* [GIVEN INSTRUCTION]
Copy out all of the data exactly as it appears.

— Begin RECORDS FOR THE TASK —

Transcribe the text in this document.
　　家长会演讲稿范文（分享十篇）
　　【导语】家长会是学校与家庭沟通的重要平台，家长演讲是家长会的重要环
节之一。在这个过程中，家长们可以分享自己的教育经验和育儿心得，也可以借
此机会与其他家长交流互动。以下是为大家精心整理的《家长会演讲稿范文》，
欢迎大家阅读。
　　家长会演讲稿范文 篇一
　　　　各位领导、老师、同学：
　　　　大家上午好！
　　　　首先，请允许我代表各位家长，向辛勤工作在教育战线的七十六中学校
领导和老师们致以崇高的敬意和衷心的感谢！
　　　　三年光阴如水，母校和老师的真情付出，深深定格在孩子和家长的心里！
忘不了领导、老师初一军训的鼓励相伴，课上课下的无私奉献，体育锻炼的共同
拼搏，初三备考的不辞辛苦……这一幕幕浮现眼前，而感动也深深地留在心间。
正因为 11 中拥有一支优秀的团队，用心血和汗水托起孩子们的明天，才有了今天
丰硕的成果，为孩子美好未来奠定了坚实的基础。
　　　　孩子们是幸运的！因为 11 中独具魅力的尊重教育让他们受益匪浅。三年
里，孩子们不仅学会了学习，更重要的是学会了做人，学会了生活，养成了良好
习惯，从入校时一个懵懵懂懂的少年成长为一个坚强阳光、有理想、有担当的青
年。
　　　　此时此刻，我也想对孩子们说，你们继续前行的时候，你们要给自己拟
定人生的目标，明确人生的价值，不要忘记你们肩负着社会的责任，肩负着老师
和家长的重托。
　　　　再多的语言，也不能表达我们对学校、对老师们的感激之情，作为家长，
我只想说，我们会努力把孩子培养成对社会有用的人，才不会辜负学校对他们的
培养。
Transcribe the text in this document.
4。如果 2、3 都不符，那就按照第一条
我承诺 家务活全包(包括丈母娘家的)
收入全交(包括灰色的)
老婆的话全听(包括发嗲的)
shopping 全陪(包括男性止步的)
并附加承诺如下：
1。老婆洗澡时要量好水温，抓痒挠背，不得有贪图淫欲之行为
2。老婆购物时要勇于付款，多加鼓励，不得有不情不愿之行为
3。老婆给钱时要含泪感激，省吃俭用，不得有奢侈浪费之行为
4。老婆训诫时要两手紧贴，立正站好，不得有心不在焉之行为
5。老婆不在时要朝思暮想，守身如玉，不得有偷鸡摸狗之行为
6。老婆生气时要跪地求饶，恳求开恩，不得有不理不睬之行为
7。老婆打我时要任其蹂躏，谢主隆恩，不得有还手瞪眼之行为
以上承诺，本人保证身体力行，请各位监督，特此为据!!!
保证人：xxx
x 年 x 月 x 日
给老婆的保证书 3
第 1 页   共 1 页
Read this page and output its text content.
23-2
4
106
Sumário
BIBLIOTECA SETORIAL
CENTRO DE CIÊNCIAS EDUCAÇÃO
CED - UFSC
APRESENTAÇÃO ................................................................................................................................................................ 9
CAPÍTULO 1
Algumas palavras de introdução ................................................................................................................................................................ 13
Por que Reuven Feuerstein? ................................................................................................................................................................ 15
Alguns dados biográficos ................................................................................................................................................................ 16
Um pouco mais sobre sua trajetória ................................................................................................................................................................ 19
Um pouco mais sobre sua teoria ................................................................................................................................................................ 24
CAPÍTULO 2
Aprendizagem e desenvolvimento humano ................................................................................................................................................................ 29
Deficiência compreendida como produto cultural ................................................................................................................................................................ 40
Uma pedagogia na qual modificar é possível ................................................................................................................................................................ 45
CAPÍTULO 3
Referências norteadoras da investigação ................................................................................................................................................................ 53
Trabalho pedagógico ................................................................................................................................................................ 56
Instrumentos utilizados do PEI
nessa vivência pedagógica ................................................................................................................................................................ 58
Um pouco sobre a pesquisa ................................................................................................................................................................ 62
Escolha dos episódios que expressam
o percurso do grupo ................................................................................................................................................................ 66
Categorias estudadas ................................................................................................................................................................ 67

— End RECORDS FOR THE TASK —

* [OUTPUT OF THE EXERCISE]
Transcribe the text in this document.
　　家长会演讲稿范文（分享十篇）
　　【导语】家长会是学校与家庭沟通的重要平台，家长演讲是家长会的重要环
节之一。在这个过程中，家长们可以分享自己的教育经验和育儿心得，也可以借
此机会与其他家长交流互动。以下是为大家精心整理的《家长会演讲稿范文》，
欢迎大家阅读。
　　家长会演讲稿范文 篇一
　　　　各位领导、老师、同学：
　　　　大家上午好！
　　　　首先，请允许我代表各位家长，向辛勤工作在教育战线的七十六中学校
领导和老师们致以崇高的敬意和衷心的感谢！
　　　　三年光阴如水，母校和老师的真情付出，深深定格在孩子和家长的心里！
忘不了领导、老师初一军训的鼓励相伴，课上课下的无私奉献，体育锻炼的共同
拼搏，初三备考的不辞辛苦……这一幕幕浮现眼前，而感动也深深地留在心间。
正因为 11 中拥有一支优秀的团队，用心血和汗水托起孩子们的明天，才有了今天
丰硕的成果，为孩子美好未来奠定了坚实的基础。
　　　　孩子们是幸运的！因为 11 中独具魅力的尊重教育让他们受益匪浅。三年
里，孩子们不仅学会了学习，更重要的是学会了做人，学会了生活，养成了良好
习惯，从入校时一个懵懵懂懂的少年成长为一个坚强阳光、有理想、有担当的青
年。
　　　　此时此刻，我也想对孩子们说，你们继续前行的时候，你们要给自己拟
定人生的目标，明确人生的价值，不要忘记你们肩负着社会的责任，肩负着老师
和家长的重托。
　　　　再多的语言，也不能表达我们对学校、对老师们的感激之情，作为家长，
我只想说，我们会努力把孩子培养成对社会有用的人，才不会辜负学校对他们的
培养。
Transcribe the text in this document.
4。如果 2、3 都不符，那就按照第一条
我承诺 家务活全包(包括丈母娘家的)
收入全交(包括灰色的)
老婆的话全听(包括发嗲的)
shopping 全陪(包括男性止步的)
并附加承诺如下：
1。老婆洗澡时要量好水温，抓痒挠背，不得有贪图淫欲之行为
2。老婆购物时要勇于付款，多加鼓励，不得有不情不愿之行为
3。老婆给钱时要含泪感激，省吃俭用，不得有奢侈浪费之行为
4。老婆训诫时要两手紧贴，立正站好，不得有心不在焉之行为
5。老婆不在时要朝思暮想，守身如玉，不得有偷鸡摸狗之行为
6。老婆生气时要跪地求饶，恳求开恩，不得有不理不睬之行为
7。老婆打我时要任其蹂躏，谢主隆恩，不得有还手瞪眼之行为
以上承诺，本人保证身体力行，请各位监督，特此为据!!!
保证人：xxx
x 年 x 月 x 日
给老婆的保证书 3
第 1 页   共 1 页
Read this page and output its text content.
23-2
4
106
Sumário
BIBLIOTECA SETORIAL
CENTRO DE CIÊNCIAS EDUCAÇÃO
CED - UFSC
APRESENTAÇÃO ................................................................................................................................................................ 9
CAPÍTULO 1
Algumas palavras de introdução ................................................................................................................................................................ 13
Por que Reuven Feuerstein? ................................................................................................................................................................ 15
Alguns dados biográficos ................................................................................................................................................................ 16
Um pouco mais sobre sua trajetória ................................................................................................................................................................ 19
Um pouco mais sobre sua teoria ................................................................................................................................................................ 24
CAPÍTULO 2
Aprendizagem e desenvolvimento humano ................................................................................................................................................................ 29
Deficiência compreendida como produto cultural ................................................................................................................................................................ 40
Uma pedagogia na qual modificar é possível ................................................................................................................................................................ 45
CAPÍTULO 3
Referências norteadoras da investigação ................................................................................................................................................................ 53
Trabalho pedagógico ................................................................................................................................................................ 56
Instrumentos utilizados do PEI
nessa vivência pedagógica ................................................................................................................................................................ 58
Um pouco sobre a pesquisa ................................................................................................................................................................ 62
Escolha dos episódios que expressam
o percurso do grupo ................................................................................................................................................................ 66
Categorias estudadas ................................................................................................................................................................ 67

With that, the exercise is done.